Data for this exercise —
^^^^^^^^

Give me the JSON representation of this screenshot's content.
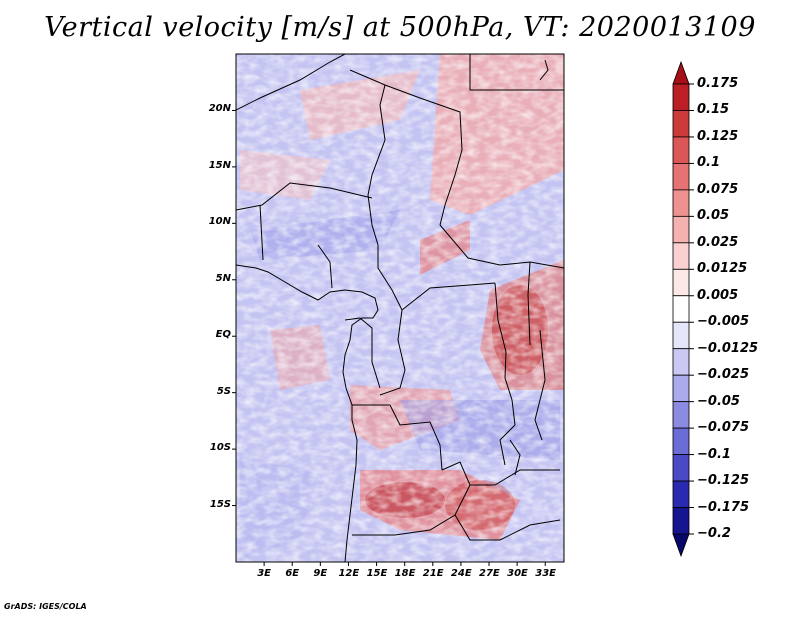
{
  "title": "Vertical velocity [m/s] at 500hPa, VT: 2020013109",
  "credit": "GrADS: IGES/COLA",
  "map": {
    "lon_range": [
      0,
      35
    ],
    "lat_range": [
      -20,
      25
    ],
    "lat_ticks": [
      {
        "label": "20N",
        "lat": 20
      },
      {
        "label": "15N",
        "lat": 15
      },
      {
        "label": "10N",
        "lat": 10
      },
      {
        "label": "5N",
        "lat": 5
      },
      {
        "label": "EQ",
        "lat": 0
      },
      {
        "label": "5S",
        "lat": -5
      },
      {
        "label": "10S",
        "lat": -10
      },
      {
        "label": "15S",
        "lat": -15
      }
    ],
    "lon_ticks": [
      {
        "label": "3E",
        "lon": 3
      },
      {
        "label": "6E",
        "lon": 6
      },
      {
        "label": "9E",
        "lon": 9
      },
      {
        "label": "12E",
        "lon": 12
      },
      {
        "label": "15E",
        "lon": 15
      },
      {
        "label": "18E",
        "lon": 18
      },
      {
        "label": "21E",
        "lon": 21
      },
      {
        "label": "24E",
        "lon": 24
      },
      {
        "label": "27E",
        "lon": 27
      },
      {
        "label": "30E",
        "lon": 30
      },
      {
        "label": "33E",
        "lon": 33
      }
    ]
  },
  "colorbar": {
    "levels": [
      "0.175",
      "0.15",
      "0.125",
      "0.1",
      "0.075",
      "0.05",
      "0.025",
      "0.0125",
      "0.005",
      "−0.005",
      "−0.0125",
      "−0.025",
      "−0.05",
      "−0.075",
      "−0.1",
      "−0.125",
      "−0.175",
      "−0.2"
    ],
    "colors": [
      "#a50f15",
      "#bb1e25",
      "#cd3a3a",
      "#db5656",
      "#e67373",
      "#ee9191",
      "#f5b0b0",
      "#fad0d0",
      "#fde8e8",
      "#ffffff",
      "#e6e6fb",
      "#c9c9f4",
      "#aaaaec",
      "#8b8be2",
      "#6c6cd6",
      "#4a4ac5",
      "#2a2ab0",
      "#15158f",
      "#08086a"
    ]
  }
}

^^^^^^^^

Exercise instructions — Output the records above exactly as they are, leaving out the pictures.

Right answer —
Give me the JSON representation of this screenshot's content.
{
  "title": "Vertical velocity [m/s] at 500hPa, VT: 2020013109",
  "credit": "GrADS: IGES/COLA",
  "map": {
    "lon_range": [
      0,
      35
    ],
    "lat_range": [
      -20,
      25
    ],
    "lat_ticks": [
      {
        "label": "20N",
        "lat": 20
      },
      {
        "label": "15N",
        "lat": 15
      },
      {
        "label": "10N",
        "lat": 10
      },
      {
        "label": "5N",
        "lat": 5
      },
      {
        "label": "EQ",
        "lat": 0
      },
      {
        "label": "5S",
        "lat": -5
      },
      {
        "label": "10S",
        "lat": -10
      },
      {
        "label": "15S",
        "lat": -15
      }
    ],
    "lon_ticks": [
      {
        "label": "3E",
        "lon": 3
      },
      {
        "label": "6E",
        "lon": 6
      },
      {
        "label": "9E",
        "lon": 9
      },
      {
        "label": "12E",
        "lon": 12
      },
      {
        "label": "15E",
        "lon": 15
      },
      {
        "label": "18E",
        "lon": 18
      },
      {
        "label": "21E",
        "lon": 21
      },
      {
        "label": "24E",
        "lon": 24
      },
      {
        "label": "27E",
        "lon": 27
      },
      {
        "label": "30E",
        "lon": 30
      },
      {
        "label": "33E",
        "lon": 33
      }
    ]
  },
  "colorbar": {
    "levels": [
      "0.175",
      "0.15",
      "0.125",
      "0.1",
      "0.075",
      "0.05",
      "0.025",
      "0.0125",
      "0.005",
      "−0.005",
      "−0.0125",
      "−0.025",
      "−0.05",
      "−0.075",
      "−0.1",
      "−0.125",
      "−0.175",
      "−0.2"
    ],
    "colors": [
      "#a50f15",
      "#bb1e25",
      "#cd3a3a",
      "#db5656",
      "#e67373",
      "#ee9191",
      "#f5b0b0",
      "#fad0d0",
      "#fde8e8",
      "#ffffff",
      "#e6e6fb",
      "#c9c9f4",
      "#aaaaec",
      "#8b8be2",
      "#6c6cd6",
      "#4a4ac5",
      "#2a2ab0",
      "#15158f",
      "#08086a"
    ]
  }
}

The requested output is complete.